**SHORT EXERCISE:**
Where a line of the listing below includes the word "image", reproduce that line.
-- Start of SOURCE RECORDS --
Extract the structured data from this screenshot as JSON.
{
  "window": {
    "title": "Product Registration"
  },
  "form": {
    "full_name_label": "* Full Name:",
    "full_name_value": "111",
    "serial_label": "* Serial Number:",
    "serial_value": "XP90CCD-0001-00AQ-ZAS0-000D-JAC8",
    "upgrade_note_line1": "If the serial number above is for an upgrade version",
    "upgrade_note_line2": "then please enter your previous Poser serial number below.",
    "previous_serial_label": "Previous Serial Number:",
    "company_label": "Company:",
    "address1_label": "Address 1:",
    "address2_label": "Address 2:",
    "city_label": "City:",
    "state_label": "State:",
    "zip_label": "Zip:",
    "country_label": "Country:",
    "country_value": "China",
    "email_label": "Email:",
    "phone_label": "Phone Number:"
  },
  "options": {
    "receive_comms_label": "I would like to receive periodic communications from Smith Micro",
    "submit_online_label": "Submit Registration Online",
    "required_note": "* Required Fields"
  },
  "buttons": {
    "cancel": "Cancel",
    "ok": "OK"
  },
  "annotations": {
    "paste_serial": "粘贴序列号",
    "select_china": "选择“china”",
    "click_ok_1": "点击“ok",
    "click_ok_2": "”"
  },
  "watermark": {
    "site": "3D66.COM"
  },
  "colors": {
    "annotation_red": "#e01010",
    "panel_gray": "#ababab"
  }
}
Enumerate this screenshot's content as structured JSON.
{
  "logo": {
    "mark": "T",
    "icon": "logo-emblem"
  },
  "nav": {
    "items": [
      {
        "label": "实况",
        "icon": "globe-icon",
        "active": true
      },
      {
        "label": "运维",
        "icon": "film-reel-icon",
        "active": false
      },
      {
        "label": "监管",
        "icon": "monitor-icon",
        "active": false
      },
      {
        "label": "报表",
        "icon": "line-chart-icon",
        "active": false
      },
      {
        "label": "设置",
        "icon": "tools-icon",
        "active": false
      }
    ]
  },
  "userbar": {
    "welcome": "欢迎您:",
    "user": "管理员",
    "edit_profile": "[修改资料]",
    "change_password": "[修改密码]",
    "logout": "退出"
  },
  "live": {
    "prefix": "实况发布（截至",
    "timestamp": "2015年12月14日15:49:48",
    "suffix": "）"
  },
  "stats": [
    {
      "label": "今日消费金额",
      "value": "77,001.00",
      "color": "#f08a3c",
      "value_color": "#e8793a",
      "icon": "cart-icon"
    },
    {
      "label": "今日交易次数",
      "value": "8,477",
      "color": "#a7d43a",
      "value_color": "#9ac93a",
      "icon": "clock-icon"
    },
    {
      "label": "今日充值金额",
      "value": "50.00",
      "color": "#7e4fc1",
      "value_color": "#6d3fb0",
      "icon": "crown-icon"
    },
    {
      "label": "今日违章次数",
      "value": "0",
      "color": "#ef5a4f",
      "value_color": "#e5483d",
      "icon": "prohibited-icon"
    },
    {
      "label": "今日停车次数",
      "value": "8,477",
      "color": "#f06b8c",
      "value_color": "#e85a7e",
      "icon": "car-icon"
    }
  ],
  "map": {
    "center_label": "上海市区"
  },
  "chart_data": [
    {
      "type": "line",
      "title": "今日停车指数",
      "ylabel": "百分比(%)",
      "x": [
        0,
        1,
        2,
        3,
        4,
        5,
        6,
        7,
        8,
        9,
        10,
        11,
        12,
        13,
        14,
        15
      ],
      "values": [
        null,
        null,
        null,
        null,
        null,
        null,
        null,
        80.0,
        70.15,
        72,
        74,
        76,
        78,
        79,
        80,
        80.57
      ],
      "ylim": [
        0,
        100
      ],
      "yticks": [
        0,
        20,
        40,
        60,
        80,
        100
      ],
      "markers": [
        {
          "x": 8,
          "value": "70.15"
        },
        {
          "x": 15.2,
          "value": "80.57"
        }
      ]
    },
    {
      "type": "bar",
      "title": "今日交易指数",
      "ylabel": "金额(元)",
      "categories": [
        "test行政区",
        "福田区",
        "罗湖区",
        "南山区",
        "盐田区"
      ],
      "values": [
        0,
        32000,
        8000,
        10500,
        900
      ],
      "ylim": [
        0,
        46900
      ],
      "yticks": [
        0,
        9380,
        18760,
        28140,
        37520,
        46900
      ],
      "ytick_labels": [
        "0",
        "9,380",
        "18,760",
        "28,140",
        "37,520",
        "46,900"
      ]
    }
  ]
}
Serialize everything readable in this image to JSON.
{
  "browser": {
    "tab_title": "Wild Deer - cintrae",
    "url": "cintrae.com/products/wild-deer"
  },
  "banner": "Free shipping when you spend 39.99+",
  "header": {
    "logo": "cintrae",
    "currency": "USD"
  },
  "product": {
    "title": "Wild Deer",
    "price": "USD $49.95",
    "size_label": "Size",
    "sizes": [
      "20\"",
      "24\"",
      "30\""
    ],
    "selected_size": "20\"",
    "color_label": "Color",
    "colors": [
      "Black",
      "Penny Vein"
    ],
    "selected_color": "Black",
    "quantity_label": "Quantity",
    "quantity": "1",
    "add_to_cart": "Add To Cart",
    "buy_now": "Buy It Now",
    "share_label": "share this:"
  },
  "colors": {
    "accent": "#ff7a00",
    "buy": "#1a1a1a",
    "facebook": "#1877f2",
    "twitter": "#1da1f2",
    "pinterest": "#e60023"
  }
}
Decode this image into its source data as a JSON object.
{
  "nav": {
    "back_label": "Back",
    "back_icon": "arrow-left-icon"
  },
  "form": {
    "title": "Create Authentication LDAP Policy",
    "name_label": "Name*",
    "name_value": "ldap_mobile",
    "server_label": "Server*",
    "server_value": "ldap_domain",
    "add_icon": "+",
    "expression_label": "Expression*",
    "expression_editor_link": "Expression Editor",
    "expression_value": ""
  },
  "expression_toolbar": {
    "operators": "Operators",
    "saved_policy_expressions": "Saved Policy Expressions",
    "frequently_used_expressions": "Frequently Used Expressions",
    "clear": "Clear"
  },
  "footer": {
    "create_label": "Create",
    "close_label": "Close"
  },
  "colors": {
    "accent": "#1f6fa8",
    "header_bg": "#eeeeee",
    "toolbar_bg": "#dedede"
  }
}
-- End of SOURCE RECORDS --
**WRITTEN ANSWER:**
Serialize everything readable in this image to JSON.
Decode this image into its source data as a JSON object.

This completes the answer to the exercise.